-- start of DATA PROVIDED --
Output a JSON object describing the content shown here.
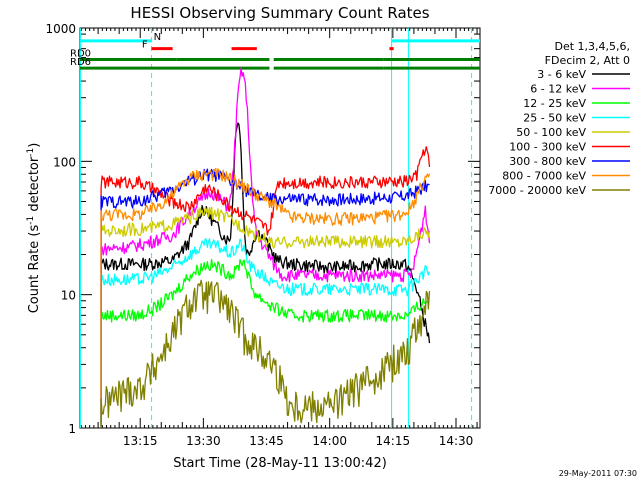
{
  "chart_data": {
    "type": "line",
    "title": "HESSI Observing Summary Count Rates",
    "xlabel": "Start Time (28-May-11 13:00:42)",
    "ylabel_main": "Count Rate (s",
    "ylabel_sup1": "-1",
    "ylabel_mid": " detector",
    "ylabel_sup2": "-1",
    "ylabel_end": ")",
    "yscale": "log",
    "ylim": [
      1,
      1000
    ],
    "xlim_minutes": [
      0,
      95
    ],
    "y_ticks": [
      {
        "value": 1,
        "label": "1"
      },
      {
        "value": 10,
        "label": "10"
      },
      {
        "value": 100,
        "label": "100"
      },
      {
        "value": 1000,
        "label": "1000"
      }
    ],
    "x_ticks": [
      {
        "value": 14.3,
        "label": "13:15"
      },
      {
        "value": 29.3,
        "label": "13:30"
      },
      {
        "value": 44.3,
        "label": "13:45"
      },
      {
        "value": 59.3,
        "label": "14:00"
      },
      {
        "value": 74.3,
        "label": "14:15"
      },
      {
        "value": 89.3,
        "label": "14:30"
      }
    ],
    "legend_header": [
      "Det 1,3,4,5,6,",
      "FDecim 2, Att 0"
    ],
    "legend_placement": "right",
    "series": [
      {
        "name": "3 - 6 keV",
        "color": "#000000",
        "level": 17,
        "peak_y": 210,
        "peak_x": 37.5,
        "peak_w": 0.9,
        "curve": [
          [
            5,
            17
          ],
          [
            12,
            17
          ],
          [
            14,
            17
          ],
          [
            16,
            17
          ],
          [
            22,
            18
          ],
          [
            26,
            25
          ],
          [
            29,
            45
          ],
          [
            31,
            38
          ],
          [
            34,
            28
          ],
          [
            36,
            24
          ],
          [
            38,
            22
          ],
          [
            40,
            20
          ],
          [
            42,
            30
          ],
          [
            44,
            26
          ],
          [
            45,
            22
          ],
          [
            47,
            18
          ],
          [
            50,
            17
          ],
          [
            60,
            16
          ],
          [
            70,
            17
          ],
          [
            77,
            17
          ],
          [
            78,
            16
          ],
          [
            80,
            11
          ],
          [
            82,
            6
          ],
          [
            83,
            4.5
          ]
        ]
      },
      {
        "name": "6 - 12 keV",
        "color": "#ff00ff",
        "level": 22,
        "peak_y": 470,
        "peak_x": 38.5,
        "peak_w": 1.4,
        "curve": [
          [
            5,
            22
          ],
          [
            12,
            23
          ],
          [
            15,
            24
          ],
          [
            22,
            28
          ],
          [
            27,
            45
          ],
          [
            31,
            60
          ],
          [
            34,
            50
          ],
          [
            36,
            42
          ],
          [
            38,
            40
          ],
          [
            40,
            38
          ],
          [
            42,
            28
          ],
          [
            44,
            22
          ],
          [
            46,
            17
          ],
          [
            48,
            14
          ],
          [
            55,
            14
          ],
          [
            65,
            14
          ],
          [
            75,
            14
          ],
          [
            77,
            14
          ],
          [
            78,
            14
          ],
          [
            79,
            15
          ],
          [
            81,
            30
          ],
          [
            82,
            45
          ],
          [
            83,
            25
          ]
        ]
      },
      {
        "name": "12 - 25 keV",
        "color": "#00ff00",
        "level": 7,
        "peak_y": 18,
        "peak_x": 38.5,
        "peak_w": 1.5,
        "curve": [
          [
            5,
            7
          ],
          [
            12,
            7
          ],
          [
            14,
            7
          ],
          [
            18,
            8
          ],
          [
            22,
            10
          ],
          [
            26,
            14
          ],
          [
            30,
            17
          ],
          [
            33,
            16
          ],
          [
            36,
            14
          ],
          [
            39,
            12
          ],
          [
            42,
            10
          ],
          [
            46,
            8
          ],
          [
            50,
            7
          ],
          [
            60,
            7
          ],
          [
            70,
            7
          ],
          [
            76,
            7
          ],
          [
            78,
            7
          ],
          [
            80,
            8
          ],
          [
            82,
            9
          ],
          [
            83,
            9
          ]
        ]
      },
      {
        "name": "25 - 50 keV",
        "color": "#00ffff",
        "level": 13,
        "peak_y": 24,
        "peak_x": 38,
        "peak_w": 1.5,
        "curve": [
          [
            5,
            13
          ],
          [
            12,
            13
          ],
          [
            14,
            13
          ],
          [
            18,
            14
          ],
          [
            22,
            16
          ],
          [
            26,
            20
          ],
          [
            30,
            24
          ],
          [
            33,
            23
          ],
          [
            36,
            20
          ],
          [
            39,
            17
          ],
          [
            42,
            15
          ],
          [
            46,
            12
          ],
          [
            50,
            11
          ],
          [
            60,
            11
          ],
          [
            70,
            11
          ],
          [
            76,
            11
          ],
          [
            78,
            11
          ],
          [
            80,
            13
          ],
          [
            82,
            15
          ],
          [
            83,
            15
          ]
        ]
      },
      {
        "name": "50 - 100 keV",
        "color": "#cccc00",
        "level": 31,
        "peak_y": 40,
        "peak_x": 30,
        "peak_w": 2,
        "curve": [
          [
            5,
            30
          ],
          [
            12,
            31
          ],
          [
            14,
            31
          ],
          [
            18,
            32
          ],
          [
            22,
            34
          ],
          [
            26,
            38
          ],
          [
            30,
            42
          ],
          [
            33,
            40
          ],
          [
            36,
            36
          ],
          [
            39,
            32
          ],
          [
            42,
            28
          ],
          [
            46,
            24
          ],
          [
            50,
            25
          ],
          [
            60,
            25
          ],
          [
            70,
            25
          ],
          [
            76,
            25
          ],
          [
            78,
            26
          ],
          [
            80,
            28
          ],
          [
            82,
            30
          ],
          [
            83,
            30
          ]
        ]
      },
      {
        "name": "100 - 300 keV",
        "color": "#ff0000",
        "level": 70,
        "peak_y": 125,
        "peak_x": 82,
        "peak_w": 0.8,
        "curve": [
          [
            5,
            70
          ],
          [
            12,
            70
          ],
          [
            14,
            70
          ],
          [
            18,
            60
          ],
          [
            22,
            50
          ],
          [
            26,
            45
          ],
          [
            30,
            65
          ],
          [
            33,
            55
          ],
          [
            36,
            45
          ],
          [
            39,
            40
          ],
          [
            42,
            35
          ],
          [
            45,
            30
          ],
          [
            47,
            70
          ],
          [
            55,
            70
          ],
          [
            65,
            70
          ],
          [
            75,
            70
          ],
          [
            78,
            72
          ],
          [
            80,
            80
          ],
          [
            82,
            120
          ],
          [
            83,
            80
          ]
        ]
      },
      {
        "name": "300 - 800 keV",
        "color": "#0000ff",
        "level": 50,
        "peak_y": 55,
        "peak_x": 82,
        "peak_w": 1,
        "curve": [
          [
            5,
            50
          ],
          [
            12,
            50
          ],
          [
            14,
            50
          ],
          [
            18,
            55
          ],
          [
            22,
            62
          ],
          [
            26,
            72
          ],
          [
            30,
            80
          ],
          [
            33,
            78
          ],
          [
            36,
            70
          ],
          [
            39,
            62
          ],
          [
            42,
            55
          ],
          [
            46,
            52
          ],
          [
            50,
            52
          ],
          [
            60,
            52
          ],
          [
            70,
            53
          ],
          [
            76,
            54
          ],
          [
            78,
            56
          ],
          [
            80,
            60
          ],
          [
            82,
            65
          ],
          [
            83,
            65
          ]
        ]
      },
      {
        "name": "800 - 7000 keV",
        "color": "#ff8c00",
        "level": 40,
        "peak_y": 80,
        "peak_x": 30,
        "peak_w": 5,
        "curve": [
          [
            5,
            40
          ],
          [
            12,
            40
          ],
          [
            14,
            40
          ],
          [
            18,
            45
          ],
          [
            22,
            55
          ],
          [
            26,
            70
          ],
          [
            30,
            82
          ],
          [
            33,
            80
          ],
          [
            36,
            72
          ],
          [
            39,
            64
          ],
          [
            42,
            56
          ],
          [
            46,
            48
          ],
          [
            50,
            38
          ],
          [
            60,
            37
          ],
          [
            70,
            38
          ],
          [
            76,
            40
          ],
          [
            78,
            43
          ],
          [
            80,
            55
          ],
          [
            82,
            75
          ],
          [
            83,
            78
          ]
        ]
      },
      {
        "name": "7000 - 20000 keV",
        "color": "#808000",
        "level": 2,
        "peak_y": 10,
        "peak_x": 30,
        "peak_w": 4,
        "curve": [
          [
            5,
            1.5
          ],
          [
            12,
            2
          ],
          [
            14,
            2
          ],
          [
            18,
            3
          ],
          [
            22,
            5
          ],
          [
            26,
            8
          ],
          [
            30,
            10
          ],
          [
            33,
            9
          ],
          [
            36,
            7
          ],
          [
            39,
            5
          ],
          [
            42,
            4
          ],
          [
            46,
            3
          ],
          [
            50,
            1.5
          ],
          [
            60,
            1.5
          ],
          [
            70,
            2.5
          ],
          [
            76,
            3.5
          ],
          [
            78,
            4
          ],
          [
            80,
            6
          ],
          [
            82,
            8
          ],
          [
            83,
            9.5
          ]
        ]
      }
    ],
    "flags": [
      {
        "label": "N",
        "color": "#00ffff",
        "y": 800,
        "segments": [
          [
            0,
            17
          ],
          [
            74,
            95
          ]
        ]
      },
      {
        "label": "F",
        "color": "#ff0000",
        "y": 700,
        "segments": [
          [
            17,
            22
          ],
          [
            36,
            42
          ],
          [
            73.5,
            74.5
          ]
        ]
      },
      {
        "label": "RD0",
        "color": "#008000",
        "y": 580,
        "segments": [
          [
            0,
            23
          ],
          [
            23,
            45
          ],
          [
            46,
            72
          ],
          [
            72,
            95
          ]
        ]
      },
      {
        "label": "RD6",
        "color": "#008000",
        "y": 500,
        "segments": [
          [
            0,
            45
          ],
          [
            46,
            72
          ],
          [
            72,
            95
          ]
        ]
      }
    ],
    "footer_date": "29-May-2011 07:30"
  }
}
-- end of DATA PROVIDED --
-- start of DATA PROVIDED --
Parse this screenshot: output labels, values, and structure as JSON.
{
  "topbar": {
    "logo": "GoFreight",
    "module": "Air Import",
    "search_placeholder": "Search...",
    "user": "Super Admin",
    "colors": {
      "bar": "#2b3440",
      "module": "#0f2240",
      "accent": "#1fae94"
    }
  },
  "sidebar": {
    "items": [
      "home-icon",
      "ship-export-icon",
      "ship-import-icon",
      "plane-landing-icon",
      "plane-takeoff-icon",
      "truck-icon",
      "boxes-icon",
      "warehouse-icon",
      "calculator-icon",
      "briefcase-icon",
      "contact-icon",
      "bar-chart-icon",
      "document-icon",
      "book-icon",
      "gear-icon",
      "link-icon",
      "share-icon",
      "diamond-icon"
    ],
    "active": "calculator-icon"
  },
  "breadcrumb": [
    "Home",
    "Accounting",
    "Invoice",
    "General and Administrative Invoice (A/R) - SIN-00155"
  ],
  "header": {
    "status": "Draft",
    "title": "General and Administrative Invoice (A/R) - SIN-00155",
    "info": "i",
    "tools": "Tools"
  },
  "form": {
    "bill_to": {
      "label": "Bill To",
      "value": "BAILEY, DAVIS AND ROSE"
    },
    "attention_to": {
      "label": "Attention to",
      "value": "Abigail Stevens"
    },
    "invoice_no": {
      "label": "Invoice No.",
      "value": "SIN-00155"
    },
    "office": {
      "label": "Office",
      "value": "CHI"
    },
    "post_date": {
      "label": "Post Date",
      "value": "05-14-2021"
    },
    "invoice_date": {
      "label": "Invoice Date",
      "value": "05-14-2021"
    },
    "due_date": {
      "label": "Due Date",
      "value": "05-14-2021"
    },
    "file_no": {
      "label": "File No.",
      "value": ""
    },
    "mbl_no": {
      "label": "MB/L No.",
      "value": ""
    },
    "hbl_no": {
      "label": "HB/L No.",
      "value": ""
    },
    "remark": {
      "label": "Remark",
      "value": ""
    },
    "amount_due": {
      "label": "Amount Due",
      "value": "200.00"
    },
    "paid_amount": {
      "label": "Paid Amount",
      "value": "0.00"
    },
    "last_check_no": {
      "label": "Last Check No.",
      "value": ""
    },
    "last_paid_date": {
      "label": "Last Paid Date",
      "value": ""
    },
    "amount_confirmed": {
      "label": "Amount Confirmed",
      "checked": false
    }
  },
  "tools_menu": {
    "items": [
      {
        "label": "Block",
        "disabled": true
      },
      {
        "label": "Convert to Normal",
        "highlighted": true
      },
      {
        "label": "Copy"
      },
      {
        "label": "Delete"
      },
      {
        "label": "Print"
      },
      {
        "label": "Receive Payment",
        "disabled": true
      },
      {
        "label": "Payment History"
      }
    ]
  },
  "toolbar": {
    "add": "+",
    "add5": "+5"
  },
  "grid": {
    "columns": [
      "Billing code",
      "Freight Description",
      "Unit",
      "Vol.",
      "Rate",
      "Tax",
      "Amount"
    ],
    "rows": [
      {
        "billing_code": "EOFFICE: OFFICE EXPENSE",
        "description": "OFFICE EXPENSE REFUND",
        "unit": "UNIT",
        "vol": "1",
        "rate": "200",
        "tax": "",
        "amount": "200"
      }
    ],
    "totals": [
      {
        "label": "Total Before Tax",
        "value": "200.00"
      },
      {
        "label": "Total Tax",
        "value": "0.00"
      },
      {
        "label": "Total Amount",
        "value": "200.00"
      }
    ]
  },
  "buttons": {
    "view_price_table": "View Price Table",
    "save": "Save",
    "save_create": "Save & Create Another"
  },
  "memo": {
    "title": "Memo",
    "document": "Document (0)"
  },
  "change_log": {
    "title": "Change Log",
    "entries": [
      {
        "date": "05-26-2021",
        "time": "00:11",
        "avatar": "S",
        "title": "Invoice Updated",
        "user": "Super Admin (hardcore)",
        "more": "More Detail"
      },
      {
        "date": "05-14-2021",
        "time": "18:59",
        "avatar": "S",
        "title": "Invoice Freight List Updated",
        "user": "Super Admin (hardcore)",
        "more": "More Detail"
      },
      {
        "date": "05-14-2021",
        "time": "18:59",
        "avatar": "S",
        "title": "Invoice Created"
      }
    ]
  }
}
-- end of DATA PROVIDED --
> GIVEN TASK: Find the word "Administrative" and list each line it appears in.

> FINAL RESULT:
    "General and Administrative Invoice (A/R) - SIN-00155"
    "title": "General and Administrative Invoice (A/R) - SIN-00155",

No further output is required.